#### [Your instructions]
Render each line of the data below as one string in a JSON list, leaving out any blank lines.
[START Records]
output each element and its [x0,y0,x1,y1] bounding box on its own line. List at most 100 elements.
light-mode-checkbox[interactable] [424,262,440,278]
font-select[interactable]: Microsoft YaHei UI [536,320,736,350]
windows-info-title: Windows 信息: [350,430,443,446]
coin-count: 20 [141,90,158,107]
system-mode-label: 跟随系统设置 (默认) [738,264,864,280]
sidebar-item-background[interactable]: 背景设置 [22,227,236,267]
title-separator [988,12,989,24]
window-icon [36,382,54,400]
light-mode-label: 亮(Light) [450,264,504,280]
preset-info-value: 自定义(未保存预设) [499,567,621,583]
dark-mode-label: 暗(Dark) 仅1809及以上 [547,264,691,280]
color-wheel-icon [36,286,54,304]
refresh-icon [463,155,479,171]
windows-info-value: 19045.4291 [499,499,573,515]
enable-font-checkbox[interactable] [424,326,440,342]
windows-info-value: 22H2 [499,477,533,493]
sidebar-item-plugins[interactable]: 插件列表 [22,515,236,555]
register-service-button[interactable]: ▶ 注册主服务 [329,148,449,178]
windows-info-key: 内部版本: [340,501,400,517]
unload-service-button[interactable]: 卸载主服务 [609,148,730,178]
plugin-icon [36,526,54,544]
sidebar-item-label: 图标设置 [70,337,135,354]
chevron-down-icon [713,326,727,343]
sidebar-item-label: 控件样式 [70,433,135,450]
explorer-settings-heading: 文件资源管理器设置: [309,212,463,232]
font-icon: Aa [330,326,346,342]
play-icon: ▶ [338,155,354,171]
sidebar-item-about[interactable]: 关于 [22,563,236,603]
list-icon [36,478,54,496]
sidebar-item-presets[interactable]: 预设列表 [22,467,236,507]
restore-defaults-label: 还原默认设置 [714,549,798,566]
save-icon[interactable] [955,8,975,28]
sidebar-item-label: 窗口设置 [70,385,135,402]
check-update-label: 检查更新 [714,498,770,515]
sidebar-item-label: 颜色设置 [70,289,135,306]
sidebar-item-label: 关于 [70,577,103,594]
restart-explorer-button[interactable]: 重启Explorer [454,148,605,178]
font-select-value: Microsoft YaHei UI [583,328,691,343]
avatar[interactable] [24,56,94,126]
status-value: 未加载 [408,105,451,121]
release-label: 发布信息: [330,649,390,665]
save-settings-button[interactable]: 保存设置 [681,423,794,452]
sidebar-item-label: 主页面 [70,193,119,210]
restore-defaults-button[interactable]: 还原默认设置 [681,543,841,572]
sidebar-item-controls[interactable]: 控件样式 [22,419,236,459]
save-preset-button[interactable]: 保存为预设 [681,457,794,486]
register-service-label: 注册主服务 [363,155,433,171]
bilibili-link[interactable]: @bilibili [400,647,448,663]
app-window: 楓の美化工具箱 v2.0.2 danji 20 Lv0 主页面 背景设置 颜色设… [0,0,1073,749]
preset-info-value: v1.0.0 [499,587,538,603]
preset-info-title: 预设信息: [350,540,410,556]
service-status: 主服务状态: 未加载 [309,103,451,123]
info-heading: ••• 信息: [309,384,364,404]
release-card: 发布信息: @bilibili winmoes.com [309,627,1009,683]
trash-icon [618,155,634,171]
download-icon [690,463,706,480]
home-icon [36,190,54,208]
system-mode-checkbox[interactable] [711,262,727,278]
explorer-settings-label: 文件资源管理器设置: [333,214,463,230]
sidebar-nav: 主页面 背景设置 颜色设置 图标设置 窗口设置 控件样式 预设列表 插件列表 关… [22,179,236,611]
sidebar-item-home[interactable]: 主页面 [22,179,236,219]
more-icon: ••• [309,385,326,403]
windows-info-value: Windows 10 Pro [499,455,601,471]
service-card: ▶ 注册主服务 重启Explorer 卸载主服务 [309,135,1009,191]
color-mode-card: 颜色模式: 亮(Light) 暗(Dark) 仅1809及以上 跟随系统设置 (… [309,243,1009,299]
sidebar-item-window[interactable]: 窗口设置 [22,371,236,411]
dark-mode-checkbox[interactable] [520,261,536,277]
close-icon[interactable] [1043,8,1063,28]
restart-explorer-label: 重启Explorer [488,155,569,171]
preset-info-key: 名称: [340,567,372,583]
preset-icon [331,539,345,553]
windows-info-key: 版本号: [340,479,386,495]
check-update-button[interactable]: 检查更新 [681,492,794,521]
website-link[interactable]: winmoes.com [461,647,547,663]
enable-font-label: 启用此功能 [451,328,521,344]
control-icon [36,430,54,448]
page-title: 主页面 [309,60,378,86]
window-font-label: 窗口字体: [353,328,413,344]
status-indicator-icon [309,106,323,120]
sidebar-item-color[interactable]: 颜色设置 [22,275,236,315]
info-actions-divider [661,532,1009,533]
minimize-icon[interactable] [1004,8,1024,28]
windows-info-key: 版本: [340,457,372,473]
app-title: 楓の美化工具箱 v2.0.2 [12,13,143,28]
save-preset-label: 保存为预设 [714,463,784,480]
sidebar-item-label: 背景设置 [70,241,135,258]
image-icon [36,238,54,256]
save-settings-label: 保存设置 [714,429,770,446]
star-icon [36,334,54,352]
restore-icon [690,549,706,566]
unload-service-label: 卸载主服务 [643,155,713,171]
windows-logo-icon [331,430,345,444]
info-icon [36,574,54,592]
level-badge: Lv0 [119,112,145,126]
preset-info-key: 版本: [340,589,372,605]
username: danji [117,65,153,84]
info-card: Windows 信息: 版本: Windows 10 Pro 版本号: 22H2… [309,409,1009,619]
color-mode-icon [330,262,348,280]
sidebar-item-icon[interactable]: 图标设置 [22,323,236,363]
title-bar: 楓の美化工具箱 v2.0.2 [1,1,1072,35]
[END Records]
#### [Finished answer]
[
  "output each element and its [x0,y0,x1,y1] bounding box on its own line. List at most 100 elements.",
  "light-mode-checkbox[interactable] [424,262,440,278]",
  "font-select[interactable]: Microsoft YaHei UI [536,320,736,350]",
  "windows-info-title: Windows 信息: [350,430,443,446]",
  "coin-count: 20 [141,90,158,107]",
  "system-mode-label: 跟随系统设置 (默认) [738,264,864,280]",
  "sidebar-item-background[interactable]: 背景设置 [22,227,236,267]",
  "title-separator [988,12,989,24]",
  "window-icon [36,382,54,400]",
  "light-mode-label: 亮(Light) [450,264,504,280]",
  "preset-info-value: 自定义(未保存预设) [499,567,621,583]",
  "dark-mode-label: 暗(Dark) 仅1809及以上 [547,264,691,280]",
  "color-wheel-icon [36,286,54,304]",
  "refresh-icon [463,155,479,171]",
  "windows-info-value: 19045.4291 [499,499,573,515]",
  "enable-font-checkbox[interactable] [424,326,440,342]",
  "windows-info-value: 22H2 [499,477,533,493]",
  "sidebar-item-plugins[interactable]: 插件列表 [22,515,236,555]",
  "register-service-button[interactable]: ▶ 注册主服务 [329,148,449,178]",
  "windows-info-key: 内部版本: [340,501,400,517]",
  "unload-service-button[interactable]: 卸载主服务 [609,148,730,178]",
  "plugin-icon [36,526,54,544]",
  "sidebar-item-label: 图标设置 [70,337,135,354]",
  "chevron-down-icon [713,326,727,343]",
  "sidebar-item-label: 控件样式 [70,433,135,450]",
  "explorer-settings-heading: 文件资源管理器设置: [309,212,463,232]",
  "font-icon: Aa [330,326,346,342]",
  "play-icon: ▶ [338,155,354,171]",
  "sidebar-item-about[interactable]: 关于 [22,563,236,603]",
  "list-icon [36,478,54,496]",
  "sidebar-item-presets[interactable]: 预设列表 [22,467,236,507]",
  "restore-defaults-label: 还原默认设置 [714,549,798,566]",
  "save-icon[interactable] [955,8,975,28]",
  "sidebar-item-label: 窗口设置 [70,385,135,402]",
  "check-update-label: 检查更新 [714,498,770,515]",
  "sidebar-item-label: 颜色设置 [70,289,135,306]",
  "sidebar-item-label: 关于 [70,577,103,594]",
  "restart-explorer-button[interactable]: 重启Explorer [454,148,605,178]",
  "font-select-value: Microsoft YaHei UI [583,328,691,343]",
  "avatar[interactable] [24,56,94,126]",
  "status-value: 未加载 [408,105,451,121]",
  "release-label: 发布信息: [330,649,390,665]",
  "save-settings-button[interactable]: 保存设置 [681,423,794,452]",
  "sidebar-item-label: 主页面 [70,193,119,210]",
  "restore-defaults-button[interactable]: 还原默认设置 [681,543,841,572]",
  "sidebar-item-controls[interactable]: 控件样式 [22,419,236,459]",
  "save-preset-button[interactable]: 保存为预设 [681,457,794,486]",
  "register-service-label: 注册主服务 [363,155,433,171]",
  "bilibili-link[interactable]: @bilibili [400,647,448,663]",
  "app-window: 楓の美化工具箱 v2.0.2 danji 20 Lv0 主页面 背景设置 颜色设… [0,0,1073,749]",
  "preset-info-value: v1.0.0 [499,587,538,603]",
  "preset-info-title: 预设信息: [350,540,410,556]",
  "service-status: 主服务状态: 未加载 [309,103,451,123]",
  "info-heading: ••• 信息: [309,384,364,404]",
  "release-card: 发布信息: @bilibili winmoes.com [309,627,1009,683]",
  "trash-icon [618,155,634,171]",
  "download-icon [690,463,706,480]",
  "home-icon [36,190,54,208]",
  "system-mode-checkbox[interactable] [711,262,727,278]",
  "explorer-settings-label: 文件资源管理器设置: [333,214,463,230]",
  "sidebar-nav: 主页面 背景设置 颜色设置 图标设置 窗口设置 控件样式 预设列表 插件列表 关… [22,179,236,611]",
  "sidebar-item-home[interactable]: 主页面 [22,179,236,219]",
  "more-icon: ••• [309,385,326,403]",
  "windows-info-value: Windows 10 Pro [499,455,601,471]",
  "service-card: ▶ 注册主服务 重启Explorer 卸载主服务 [309,135,1009,191]",
  "color-mode-card: 颜色模式: 亮(Light) 暗(Dark) 仅1809及以上 跟随系统设置 (… [309,243,1009,299]",
  "sidebar-item-window[interactable]: 窗口设置 [22,371,236,411]",
  "dark-mode-checkbox[interactable] [520,261,536,277]",
  "close-icon[interactable] [1043,8,1063,28]",
  "restart-explorer-label: 重启Explorer [488,155,569,171]",
  "preset-info-key: 名称: [340,567,372,583]",
  "preset-icon [331,539,345,553]",
  "windows-info-key: 版本号: [340,479,386,495]",
  "check-update-button[interactable]: 检查更新 [681,492,794,521]",
  "website-link[interactable]: winmoes.com [461,647,547,663]",
  "enable-font-label: 启用此功能 [451,328,521,344]",
  "control-icon [36,430,54,448]",
  "page-title: 主页面 [309,60,378,86]",
  "window-font-label: 窗口字体: [353,328,413,344]",
  "status-indicator-icon [309,106,323,120]",
  "sidebar-item-color[interactable]: 颜色设置 [22,275,236,315]",
  "info-actions-divider [661,532,1009,533]",
  "minimize-icon[interactable] [1004,8,1024,28]",
  "windows-info-key: 版本: [340,457,372,473]",
  "app-title: 楓の美化工具箱 v2.0.2 [12,13,143,28]",
  "save-preset-label: 保存为预设 [714,463,784,480]",
  "sidebar-item-label: 背景设置 [70,241,135,258]",
  "image-icon [36,238,54,256]",
  "save-settings-label: 保存设置 [714,429,770,446]",
  "star-icon [36,334,54,352]",
  "restore-icon [690,549,706,566]",
  "unload-service-label: 卸载主服务 [643,155,713,171]",
  "windows-logo-icon [331,430,345,444]",
  "info-icon [36,574,54,592]",
  "level-badge: Lv0 [119,112,145,126]",
  "preset-info-key: 版本: [340,589,372,605]",
  "username: danji [117,65,153,84]",
  "info-card: Windows 信息: 版本: Windows 10 Pro 版本号: 22H2… [309,409,1009,619]",
  "color-mode-icon [330,262,348,280]",
  "sidebar-item-icon[interactable]: 图标设置 [22,323,236,363]",
  "title-bar: 楓の美化工具箱 v2.0.2 [1,1,1072,35]"
]